Write out every entry precisely as given, leaving the pictures out.

[Records that describe figures]
++++++++

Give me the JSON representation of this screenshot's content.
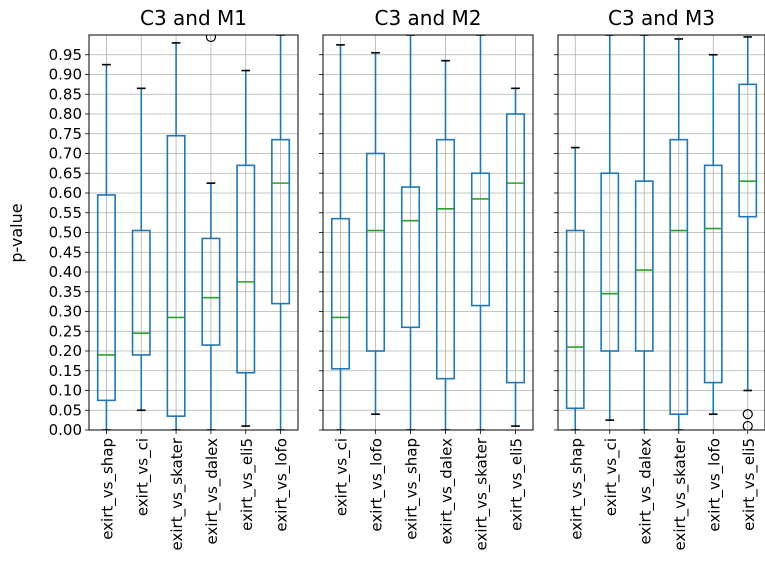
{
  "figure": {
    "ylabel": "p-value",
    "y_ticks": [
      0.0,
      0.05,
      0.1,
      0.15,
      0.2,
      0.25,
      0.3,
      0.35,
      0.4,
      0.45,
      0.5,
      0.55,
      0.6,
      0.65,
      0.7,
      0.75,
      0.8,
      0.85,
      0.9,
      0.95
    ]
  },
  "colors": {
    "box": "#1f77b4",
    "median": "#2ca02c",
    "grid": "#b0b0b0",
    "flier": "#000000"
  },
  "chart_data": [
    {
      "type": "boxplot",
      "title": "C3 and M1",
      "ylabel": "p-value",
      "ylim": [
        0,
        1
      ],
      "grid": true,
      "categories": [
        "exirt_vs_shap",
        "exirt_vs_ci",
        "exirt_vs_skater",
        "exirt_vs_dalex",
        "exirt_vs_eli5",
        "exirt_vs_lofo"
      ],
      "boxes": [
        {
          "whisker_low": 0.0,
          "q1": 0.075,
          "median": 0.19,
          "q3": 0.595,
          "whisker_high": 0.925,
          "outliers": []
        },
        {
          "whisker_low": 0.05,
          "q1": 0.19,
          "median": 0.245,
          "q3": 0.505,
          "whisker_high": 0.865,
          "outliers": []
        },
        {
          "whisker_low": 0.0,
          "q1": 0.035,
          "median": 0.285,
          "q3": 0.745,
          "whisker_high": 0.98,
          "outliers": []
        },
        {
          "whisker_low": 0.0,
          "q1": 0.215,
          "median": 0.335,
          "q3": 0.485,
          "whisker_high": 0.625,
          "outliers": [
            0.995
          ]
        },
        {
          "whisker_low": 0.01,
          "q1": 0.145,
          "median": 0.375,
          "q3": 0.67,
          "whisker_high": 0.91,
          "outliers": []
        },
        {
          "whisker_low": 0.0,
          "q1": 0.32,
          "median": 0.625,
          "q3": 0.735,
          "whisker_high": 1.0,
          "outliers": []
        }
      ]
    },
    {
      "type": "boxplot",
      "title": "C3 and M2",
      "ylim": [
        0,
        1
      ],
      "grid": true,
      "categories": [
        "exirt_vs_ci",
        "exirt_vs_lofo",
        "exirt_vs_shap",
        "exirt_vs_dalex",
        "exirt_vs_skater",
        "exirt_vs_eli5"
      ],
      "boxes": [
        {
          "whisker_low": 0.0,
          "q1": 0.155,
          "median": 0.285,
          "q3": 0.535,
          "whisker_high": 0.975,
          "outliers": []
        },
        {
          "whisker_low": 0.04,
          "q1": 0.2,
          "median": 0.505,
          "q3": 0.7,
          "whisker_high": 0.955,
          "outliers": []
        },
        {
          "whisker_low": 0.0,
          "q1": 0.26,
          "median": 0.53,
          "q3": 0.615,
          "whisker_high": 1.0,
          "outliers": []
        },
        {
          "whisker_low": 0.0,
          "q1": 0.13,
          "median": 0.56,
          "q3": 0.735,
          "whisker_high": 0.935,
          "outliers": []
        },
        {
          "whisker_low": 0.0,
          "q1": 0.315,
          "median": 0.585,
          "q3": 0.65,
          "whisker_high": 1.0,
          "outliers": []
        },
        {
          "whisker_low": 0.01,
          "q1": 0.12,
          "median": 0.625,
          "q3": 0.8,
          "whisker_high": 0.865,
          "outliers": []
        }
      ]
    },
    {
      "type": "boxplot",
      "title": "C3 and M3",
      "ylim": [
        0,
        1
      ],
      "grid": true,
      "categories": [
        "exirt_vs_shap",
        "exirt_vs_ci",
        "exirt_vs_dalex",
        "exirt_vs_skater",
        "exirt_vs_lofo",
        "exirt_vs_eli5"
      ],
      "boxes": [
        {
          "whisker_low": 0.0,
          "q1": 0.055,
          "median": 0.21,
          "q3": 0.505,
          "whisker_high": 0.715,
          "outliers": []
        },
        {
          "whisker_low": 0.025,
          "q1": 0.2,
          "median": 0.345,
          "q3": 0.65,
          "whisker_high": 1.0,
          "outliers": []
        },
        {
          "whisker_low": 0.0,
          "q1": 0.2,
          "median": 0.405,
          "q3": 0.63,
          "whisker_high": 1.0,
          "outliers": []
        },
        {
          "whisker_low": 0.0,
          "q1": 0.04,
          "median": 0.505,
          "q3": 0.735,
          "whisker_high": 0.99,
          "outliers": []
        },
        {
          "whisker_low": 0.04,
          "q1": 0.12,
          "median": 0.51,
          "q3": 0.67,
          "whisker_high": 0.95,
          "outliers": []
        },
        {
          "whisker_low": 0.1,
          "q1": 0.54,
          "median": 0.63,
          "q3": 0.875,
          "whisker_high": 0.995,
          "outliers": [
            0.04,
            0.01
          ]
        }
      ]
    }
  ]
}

++++++++

[Completed task]
Give me the JSON representation of this screenshot's content.
{
  "figure": {
    "ylabel": "p-value",
    "y_ticks": [
      0.0,
      0.05,
      0.1,
      0.15,
      0.2,
      0.25,
      0.3,
      0.35,
      0.4,
      0.45,
      0.5,
      0.55,
      0.6,
      0.65,
      0.7,
      0.75,
      0.8,
      0.85,
      0.9,
      0.95
    ]
  },
  "colors": {
    "box": "#1f77b4",
    "median": "#2ca02c",
    "grid": "#b0b0b0",
    "flier": "#000000"
  },
  "chart_data": [
    {
      "type": "boxplot",
      "title": "C3 and M1",
      "ylabel": "p-value",
      "ylim": [
        0,
        1
      ],
      "grid": true,
      "categories": [
        "exirt_vs_shap",
        "exirt_vs_ci",
        "exirt_vs_skater",
        "exirt_vs_dalex",
        "exirt_vs_eli5",
        "exirt_vs_lofo"
      ],
      "boxes": [
        {
          "whisker_low": 0.0,
          "q1": 0.075,
          "median": 0.19,
          "q3": 0.595,
          "whisker_high": 0.925,
          "outliers": []
        },
        {
          "whisker_low": 0.05,
          "q1": 0.19,
          "median": 0.245,
          "q3": 0.505,
          "whisker_high": 0.865,
          "outliers": []
        },
        {
          "whisker_low": 0.0,
          "q1": 0.035,
          "median": 0.285,
          "q3": 0.745,
          "whisker_high": 0.98,
          "outliers": []
        },
        {
          "whisker_low": 0.0,
          "q1": 0.215,
          "median": 0.335,
          "q3": 0.485,
          "whisker_high": 0.625,
          "outliers": [
            0.995
          ]
        },
        {
          "whisker_low": 0.01,
          "q1": 0.145,
          "median": 0.375,
          "q3": 0.67,
          "whisker_high": 0.91,
          "outliers": []
        },
        {
          "whisker_low": 0.0,
          "q1": 0.32,
          "median": 0.625,
          "q3": 0.735,
          "whisker_high": 1.0,
          "outliers": []
        }
      ]
    },
    {
      "type": "boxplot",
      "title": "C3 and M2",
      "ylim": [
        0,
        1
      ],
      "grid": true,
      "categories": [
        "exirt_vs_ci",
        "exirt_vs_lofo",
        "exirt_vs_shap",
        "exirt_vs_dalex",
        "exirt_vs_skater",
        "exirt_vs_eli5"
      ],
      "boxes": [
        {
          "whisker_low": 0.0,
          "q1": 0.155,
          "median": 0.285,
          "q3": 0.535,
          "whisker_high": 0.975,
          "outliers": []
        },
        {
          "whisker_low": 0.04,
          "q1": 0.2,
          "median": 0.505,
          "q3": 0.7,
          "whisker_high": 0.955,
          "outliers": []
        },
        {
          "whisker_low": 0.0,
          "q1": 0.26,
          "median": 0.53,
          "q3": 0.615,
          "whisker_high": 1.0,
          "outliers": []
        },
        {
          "whisker_low": 0.0,
          "q1": 0.13,
          "median": 0.56,
          "q3": 0.735,
          "whisker_high": 0.935,
          "outliers": []
        },
        {
          "whisker_low": 0.0,
          "q1": 0.315,
          "median": 0.585,
          "q3": 0.65,
          "whisker_high": 1.0,
          "outliers": []
        },
        {
          "whisker_low": 0.01,
          "q1": 0.12,
          "median": 0.625,
          "q3": 0.8,
          "whisker_high": 0.865,
          "outliers": []
        }
      ]
    },
    {
      "type": "boxplot",
      "title": "C3 and M3",
      "ylim": [
        0,
        1
      ],
      "grid": true,
      "categories": [
        "exirt_vs_shap",
        "exirt_vs_ci",
        "exirt_vs_dalex",
        "exirt_vs_skater",
        "exirt_vs_lofo",
        "exirt_vs_eli5"
      ],
      "boxes": [
        {
          "whisker_low": 0.0,
          "q1": 0.055,
          "median": 0.21,
          "q3": 0.505,
          "whisker_high": 0.715,
          "outliers": []
        },
        {
          "whisker_low": 0.025,
          "q1": 0.2,
          "median": 0.345,
          "q3": 0.65,
          "whisker_high": 1.0,
          "outliers": []
        },
        {
          "whisker_low": 0.0,
          "q1": 0.2,
          "median": 0.405,
          "q3": 0.63,
          "whisker_high": 1.0,
          "outliers": []
        },
        {
          "whisker_low": 0.0,
          "q1": 0.04,
          "median": 0.505,
          "q3": 0.735,
          "whisker_high": 0.99,
          "outliers": []
        },
        {
          "whisker_low": 0.04,
          "q1": 0.12,
          "median": 0.51,
          "q3": 0.67,
          "whisker_high": 0.95,
          "outliers": []
        },
        {
          "whisker_low": 0.1,
          "q1": 0.54,
          "median": 0.63,
          "q3": 0.875,
          "whisker_high": 0.995,
          "outliers": [
            0.04,
            0.01
          ]
        }
      ]
    }
  ]
}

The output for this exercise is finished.